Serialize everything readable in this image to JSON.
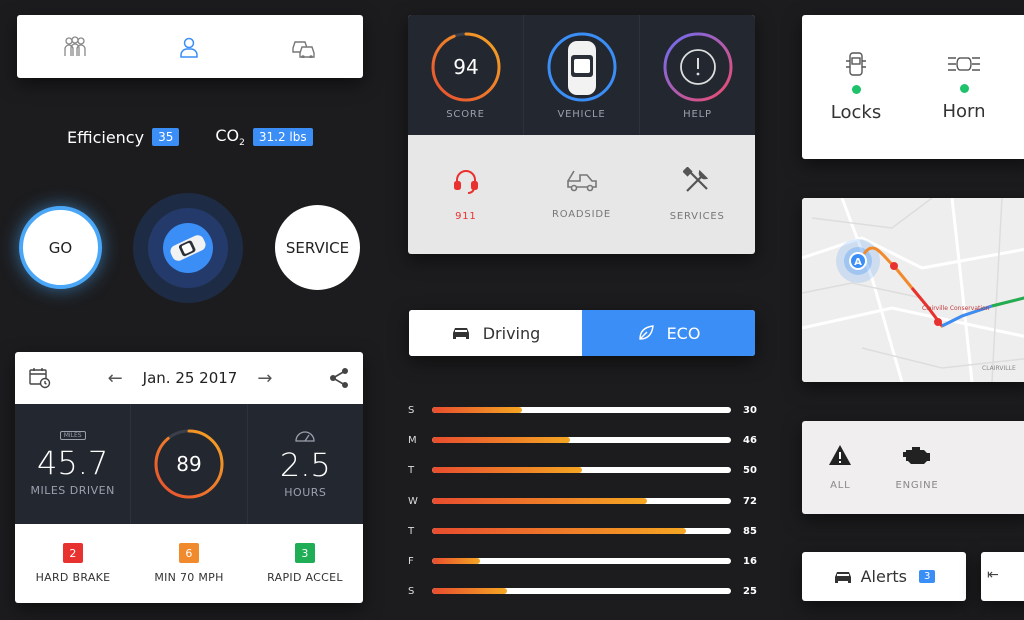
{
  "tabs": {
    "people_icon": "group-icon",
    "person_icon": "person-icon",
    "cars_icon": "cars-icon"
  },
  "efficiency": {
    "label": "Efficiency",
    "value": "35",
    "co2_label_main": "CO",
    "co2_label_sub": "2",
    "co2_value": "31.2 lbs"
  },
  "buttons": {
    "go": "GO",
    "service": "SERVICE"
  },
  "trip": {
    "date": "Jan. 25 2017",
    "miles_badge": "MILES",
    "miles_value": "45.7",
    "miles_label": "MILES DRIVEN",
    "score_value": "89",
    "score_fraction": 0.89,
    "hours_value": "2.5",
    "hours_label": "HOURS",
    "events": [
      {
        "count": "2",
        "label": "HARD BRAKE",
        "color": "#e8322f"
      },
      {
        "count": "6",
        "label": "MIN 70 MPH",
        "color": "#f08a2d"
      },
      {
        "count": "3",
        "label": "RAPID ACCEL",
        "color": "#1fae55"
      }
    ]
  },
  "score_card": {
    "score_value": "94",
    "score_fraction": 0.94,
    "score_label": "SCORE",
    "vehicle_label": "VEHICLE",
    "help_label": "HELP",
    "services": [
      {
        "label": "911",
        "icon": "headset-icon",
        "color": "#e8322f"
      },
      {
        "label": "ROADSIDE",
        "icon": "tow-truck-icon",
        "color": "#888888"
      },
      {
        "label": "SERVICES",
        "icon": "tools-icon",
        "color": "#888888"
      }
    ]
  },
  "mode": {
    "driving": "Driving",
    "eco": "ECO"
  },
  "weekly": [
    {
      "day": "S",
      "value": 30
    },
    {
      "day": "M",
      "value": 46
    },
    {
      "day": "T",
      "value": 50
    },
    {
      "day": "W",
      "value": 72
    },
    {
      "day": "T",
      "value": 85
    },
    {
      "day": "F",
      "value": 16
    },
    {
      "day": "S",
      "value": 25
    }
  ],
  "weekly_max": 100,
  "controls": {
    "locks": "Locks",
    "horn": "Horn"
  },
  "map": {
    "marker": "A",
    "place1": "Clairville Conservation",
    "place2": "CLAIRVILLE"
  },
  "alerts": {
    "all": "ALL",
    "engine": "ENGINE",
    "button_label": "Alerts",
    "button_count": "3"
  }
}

---

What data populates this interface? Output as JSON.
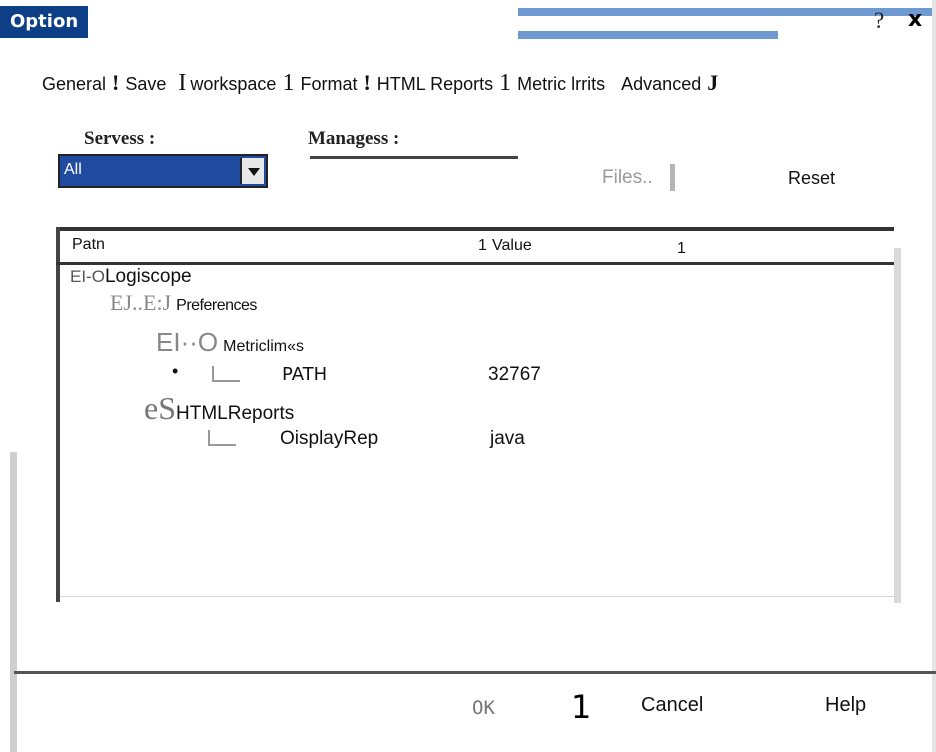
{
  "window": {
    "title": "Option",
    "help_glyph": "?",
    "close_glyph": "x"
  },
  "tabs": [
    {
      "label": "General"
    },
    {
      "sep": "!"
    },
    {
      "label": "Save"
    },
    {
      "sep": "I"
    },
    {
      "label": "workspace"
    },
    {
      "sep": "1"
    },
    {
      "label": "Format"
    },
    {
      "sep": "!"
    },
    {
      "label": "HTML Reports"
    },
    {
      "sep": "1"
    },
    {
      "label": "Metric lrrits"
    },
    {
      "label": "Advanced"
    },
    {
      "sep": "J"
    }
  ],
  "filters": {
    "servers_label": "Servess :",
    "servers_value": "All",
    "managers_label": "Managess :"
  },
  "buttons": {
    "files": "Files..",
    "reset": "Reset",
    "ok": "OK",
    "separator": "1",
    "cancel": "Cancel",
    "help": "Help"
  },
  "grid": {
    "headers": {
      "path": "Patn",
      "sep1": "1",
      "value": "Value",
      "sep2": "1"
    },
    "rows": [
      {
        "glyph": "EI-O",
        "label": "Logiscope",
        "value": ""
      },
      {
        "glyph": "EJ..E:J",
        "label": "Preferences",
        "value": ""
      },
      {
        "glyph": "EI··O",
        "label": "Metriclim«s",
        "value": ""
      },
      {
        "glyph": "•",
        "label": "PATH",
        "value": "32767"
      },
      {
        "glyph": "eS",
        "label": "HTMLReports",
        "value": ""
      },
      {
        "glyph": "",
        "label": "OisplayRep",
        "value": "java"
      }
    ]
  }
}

(THE PROBLEM): Give only the number of lines in the records that include the word "this".

(RIGHT ANSWER): 2